__STATED EXERCISE__. Reproduce every record below exactly as written, but leave out any pictures.

__DATASET EXCERPTS__.
§

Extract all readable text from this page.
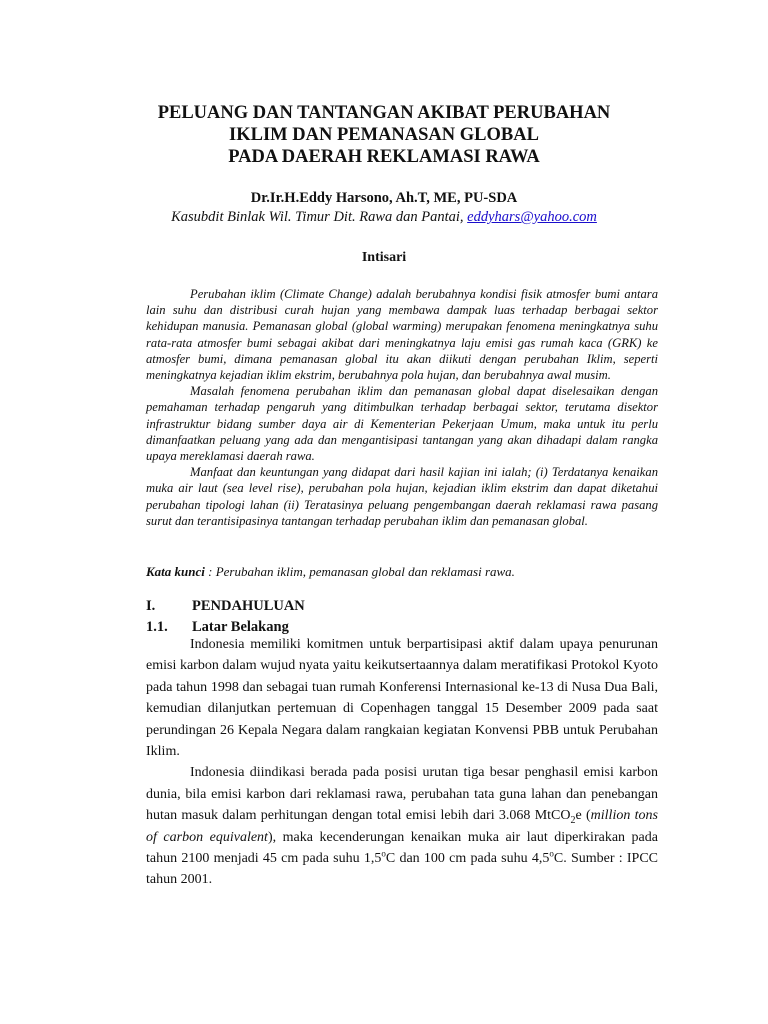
PELUANG DAN TANTANGAN AKIBAT PERUBAHAN
IKLIM DAN PEMANASAN GLOBAL
PADA DAERAH REKLAMASI RAWA
Dr.Ir.H.Eddy Harsono, Ah.T, ME, PU-SDA
Kasubdit Binlak Wil. Timur Dit. Rawa dan Pantai, eddyhars@yahoo.com
Intisari

Perubahan iklim (Climate Change) adalah berubahnya kondisi fisik atmosfer bumi antara lain suhu dan distribusi curah hujan yang membawa dampak luas terhadap berbagai sektor kehidupan manusia. Pemanasan global (global warming) merupakan fenomena meningkatnya suhu rata-rata atmosfer bumi sebagai akibat dari meningkatnya laju emisi gas rumah kaca (GRK) ke atmosfer bumi, dimana pemanasan global itu akan diikuti dengan perubahan Iklim, seperti meningkatnya kejadian iklim ekstrim, berubahnya pola hujan, dan berubahnya awal musim.

Masalah fenomena perubahan iklim dan pemanasan global dapat diselesaikan dengan pemahaman terhadap pengaruh yang ditimbulkan terhadap berbagai sektor, terutama disektor infrastruktur bidang sumber daya air di Kementerian Pekerjaan Umum, maka untuk itu perlu dimanfaatkan peluang yang ada dan mengantisipasi tantangan yang akan dihadapi dalam rangka upaya mereklamasi daerah rawa.

Manfaat dan keuntungan yang didapat dari hasil kajian ini ialah; (i) Terdatanya kenaikan muka air laut (sea level rise), perubahan pola hujan, kejadian iklim ekstrim dan dapat diketahui perubahan tipologi lahan (ii) Teratasinya peluang pengembangan daerah reklamasi rawa pasang surut dan terantisipasinya tantangan terhadap perubahan iklim dan pemanasan global.

Kata kunci : Perubahan iklim, pemanasan global dan reklamasi rawa.
I.	PENDAHULUAN
1.1. Latar Belakang

Indonesia memiliki komitmen untuk berpartisipasi aktif dalam upaya penurunan emisi karbon dalam wujud nyata yaitu keikutsertaannya dalam meratifikasi Protokol Kyoto pada tahun 1998 dan sebagai tuan rumah Konferensi Internasional ke-13 di Nusa Dua Bali, kemudian dilanjutkan pertemuan di Copenhagen tanggal 15 Desember 2009 pada saat perundingan 26 Kepala Negara dalam rangkaian kegiatan Konvensi PBB untuk Perubahan Iklim.

Indonesia diindikasi berada pada posisi urutan tiga besar penghasil emisi karbon dunia, bila emisi karbon dari reklamasi rawa, perubahan tata guna lahan dan penebangan hutan masuk dalam perhitungan dengan total emisi lebih dari 3.068 MtCO$_2$e (million tons of carbon equivalent), maka kecenderungan kenaikan muka air laut diperkirakan pada tahun 2100 menjadi 45 cm pada suhu 1,5$^o$C dan 100 cm pada suhu 4,5$^o$C. Sumber : IPCC tahun 2001.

§

__REPLY TO THE TASK__.
Extract all readable text from this page.
PELUANG DAN TANTANGAN AKIBAT PERUBAHAN
IKLIM DAN PEMANASAN GLOBAL
PADA DAERAH REKLAMASI RAWA
Dr.Ir.H.Eddy Harsono, Ah.T, ME, PU-SDA
Kasubdit Binlak Wil. Timur Dit. Rawa dan Pantai, eddyhars@yahoo.com
Intisari

Perubahan iklim (Climate Change) adalah berubahnya kondisi fisik atmosfer bumi antara lain suhu dan distribusi curah hujan yang membawa dampak luas terhadap berbagai sektor kehidupan manusia. Pemanasan global (global warming) merupakan fenomena meningkatnya suhu rata-rata atmosfer bumi sebagai akibat dari meningkatnya laju emisi gas rumah kaca (GRK) ke atmosfer bumi, dimana pemanasan global itu akan diikuti dengan perubahan Iklim, seperti meningkatnya kejadian iklim ekstrim, berubahnya pola hujan, dan berubahnya awal musim.

Masalah fenomena perubahan iklim dan pemanasan global dapat diselesaikan dengan pemahaman terhadap pengaruh yang ditimbulkan terhadap berbagai sektor, terutama disektor infrastruktur bidang sumber daya air di Kementerian Pekerjaan Umum, maka untuk itu perlu dimanfaatkan peluang yang ada dan mengantisipasi tantangan yang akan dihadapi dalam rangka upaya mereklamasi daerah rawa.

Manfaat dan keuntungan yang didapat dari hasil kajian ini ialah; (i) Terdatanya kenaikan muka air laut (sea level rise), perubahan pola hujan, kejadian iklim ekstrim dan dapat diketahui perubahan tipologi lahan (ii) Teratasinya peluang pengembangan daerah reklamasi rawa pasang surut dan terantisipasinya tantangan terhadap perubahan iklim dan pemanasan global.

Kata kunci : Perubahan iklim, pemanasan global dan reklamasi rawa.
I.	PENDAHULUAN
1.1. Latar Belakang

Indonesia memiliki komitmen untuk berpartisipasi aktif dalam upaya penurunan emisi karbon dalam wujud nyata yaitu keikutsertaannya dalam meratifikasi Protokol Kyoto pada tahun 1998 dan sebagai tuan rumah Konferensi Internasional ke-13 di Nusa Dua Bali, kemudian dilanjutkan pertemuan di Copenhagen tanggal 15 Desember 2009 pada saat perundingan 26 Kepala Negara dalam rangkaian kegiatan Konvensi PBB untuk Perubahan Iklim.

Indonesia diindikasi berada pada posisi urutan tiga besar penghasil emisi karbon dunia, bila emisi karbon dari reklamasi rawa, perubahan tata guna lahan dan penebangan hutan masuk dalam perhitungan dengan total emisi lebih dari 3.068 MtCO$_2$e (million tons of carbon equivalent), maka kecenderungan kenaikan muka air laut diperkirakan pada tahun 2100 menjadi 45 cm pada suhu 1,5$^o$C dan 100 cm pada suhu 4,5$^o$C. Sumber : IPCC tahun 2001.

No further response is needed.